EXERCISE DIRECTIONS:
Quote all of the entries word for word.

####################

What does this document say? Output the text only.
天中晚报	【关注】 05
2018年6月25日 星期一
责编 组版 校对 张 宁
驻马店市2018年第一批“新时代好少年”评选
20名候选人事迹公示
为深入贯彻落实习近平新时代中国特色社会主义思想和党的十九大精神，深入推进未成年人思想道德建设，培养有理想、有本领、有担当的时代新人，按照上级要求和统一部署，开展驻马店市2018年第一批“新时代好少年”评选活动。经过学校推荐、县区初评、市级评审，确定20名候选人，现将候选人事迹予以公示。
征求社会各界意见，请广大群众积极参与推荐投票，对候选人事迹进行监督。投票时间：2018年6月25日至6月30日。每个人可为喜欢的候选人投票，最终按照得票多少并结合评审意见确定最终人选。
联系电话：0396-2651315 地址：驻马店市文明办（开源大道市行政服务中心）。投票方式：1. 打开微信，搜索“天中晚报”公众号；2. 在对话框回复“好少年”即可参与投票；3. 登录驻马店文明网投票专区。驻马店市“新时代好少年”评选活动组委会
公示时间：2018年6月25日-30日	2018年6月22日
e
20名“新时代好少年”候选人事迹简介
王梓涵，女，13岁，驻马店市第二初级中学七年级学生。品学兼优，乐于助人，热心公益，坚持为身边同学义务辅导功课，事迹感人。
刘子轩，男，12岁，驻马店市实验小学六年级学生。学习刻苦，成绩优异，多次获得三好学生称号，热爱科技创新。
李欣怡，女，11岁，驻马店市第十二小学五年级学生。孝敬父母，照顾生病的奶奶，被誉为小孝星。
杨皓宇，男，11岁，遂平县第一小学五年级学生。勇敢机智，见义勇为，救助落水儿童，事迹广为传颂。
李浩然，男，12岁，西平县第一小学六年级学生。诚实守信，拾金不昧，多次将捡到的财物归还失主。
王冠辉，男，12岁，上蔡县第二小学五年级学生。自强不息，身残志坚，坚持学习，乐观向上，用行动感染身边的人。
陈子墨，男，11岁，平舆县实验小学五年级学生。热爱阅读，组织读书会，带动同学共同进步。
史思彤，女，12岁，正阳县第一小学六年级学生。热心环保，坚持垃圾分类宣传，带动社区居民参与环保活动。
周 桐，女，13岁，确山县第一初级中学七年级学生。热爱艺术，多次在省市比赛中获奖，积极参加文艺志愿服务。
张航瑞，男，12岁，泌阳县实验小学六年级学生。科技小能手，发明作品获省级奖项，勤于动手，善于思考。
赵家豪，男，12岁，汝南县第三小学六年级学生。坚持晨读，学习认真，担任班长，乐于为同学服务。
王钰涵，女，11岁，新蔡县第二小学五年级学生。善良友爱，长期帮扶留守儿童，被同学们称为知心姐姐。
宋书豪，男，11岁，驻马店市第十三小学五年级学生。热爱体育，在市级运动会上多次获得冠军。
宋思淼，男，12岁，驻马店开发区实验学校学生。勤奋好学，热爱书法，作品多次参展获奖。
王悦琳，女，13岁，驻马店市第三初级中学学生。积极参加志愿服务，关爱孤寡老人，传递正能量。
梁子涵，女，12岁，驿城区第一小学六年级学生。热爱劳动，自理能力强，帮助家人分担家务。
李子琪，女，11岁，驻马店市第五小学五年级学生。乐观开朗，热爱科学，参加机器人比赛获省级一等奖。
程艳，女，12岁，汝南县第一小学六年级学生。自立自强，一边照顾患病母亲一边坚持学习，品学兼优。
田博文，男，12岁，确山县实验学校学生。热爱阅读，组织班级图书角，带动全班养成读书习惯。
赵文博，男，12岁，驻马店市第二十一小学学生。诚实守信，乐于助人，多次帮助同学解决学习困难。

####################

RESULT:
What does this document say? Output the text only.
天中晚报	【关注】 05
2018年6月25日 星期一
责编 组版 校对 张 宁
驻马店市2018年第一批“新时代好少年”评选
20名候选人事迹公示
为深入贯彻落实习近平新时代中国特色社会主义思想和党的十九大精神，深入推进未成年人思想道德建设，培养有理想、有本领、有担当的时代新人，按照上级要求和统一部署，开展驻马店市2018年第一批“新时代好少年”评选活动。经过学校推荐、县区初评、市级评审，确定20名候选人，现将候选人事迹予以公示。
征求社会各界意见，请广大群众积极参与推荐投票，对候选人事迹进行监督。投票时间：2018年6月25日至6月30日。每个人可为喜欢的候选人投票，最终按照得票多少并结合评审意见确定最终人选。
联系电话：0396-2651315 地址：驻马店市文明办（开源大道市行政服务中心）。投票方式：1. 打开微信，搜索“天中晚报”公众号；2. 在对话框回复“好少年”即可参与投票；3. 登录驻马店文明网投票专区。驻马店市“新时代好少年”评选活动组委会
公示时间：2018年6月25日-30日	2018年6月22日
e
20名“新时代好少年”候选人事迹简介
王梓涵，女，13岁，驻马店市第二初级中学七年级学生。品学兼优，乐于助人，热心公益，坚持为身边同学义务辅导功课，事迹感人。
刘子轩，男，12岁，驻马店市实验小学六年级学生。学习刻苦，成绩优异，多次获得三好学生称号，热爱科技创新。
李欣怡，女，11岁，驻马店市第十二小学五年级学生。孝敬父母，照顾生病的奶奶，被誉为小孝星。
杨皓宇，男，11岁，遂平县第一小学五年级学生。勇敢机智，见义勇为，救助落水儿童，事迹广为传颂。
李浩然，男，12岁，西平县第一小学六年级学生。诚实守信，拾金不昧，多次将捡到的财物归还失主。
王冠辉，男，12岁，上蔡县第二小学五年级学生。自强不息，身残志坚，坚持学习，乐观向上，用行动感染身边的人。
陈子墨，男，11岁，平舆县实验小学五年级学生。热爱阅读，组织读书会，带动同学共同进步。
史思彤，女，12岁，正阳县第一小学六年级学生。热心环保，坚持垃圾分类宣传，带动社区居民参与环保活动。
周 桐，女，13岁，确山县第一初级中学七年级学生。热爱艺术，多次在省市比赛中获奖，积极参加文艺志愿服务。
张航瑞，男，12岁，泌阳县实验小学六年级学生。科技小能手，发明作品获省级奖项，勤于动手，善于思考。
赵家豪，男，12岁，汝南县第三小学六年级学生。坚持晨读，学习认真，担任班长，乐于为同学服务。
王钰涵，女，11岁，新蔡县第二小学五年级学生。善良友爱，长期帮扶留守儿童，被同学们称为知心姐姐。
宋书豪，男，11岁，驻马店市第十三小学五年级学生。热爱体育，在市级运动会上多次获得冠军。
宋思淼，男，12岁，驻马店开发区实验学校学生。勤奋好学，热爱书法，作品多次参展获奖。
王悦琳，女，13岁，驻马店市第三初级中学学生。积极参加志愿服务，关爱孤寡老人，传递正能量。
梁子涵，女，12岁，驿城区第一小学六年级学生。热爱劳动，自理能力强，帮助家人分担家务。
李子琪，女，11岁，驻马店市第五小学五年级学生。乐观开朗，热爱科学，参加机器人比赛获省级一等奖。
程艳，女，12岁，汝南县第一小学六年级学生。自立自强，一边照顾患病母亲一边坚持学习，品学兼优。
田博文，男，12岁，确山县实验学校学生。热爱阅读，组织班级图书角，带动全班养成读书习惯。
赵文博，男，12岁，驻马店市第二十一小学学生。诚实守信，乐于助人，多次帮助同学解决学习困难。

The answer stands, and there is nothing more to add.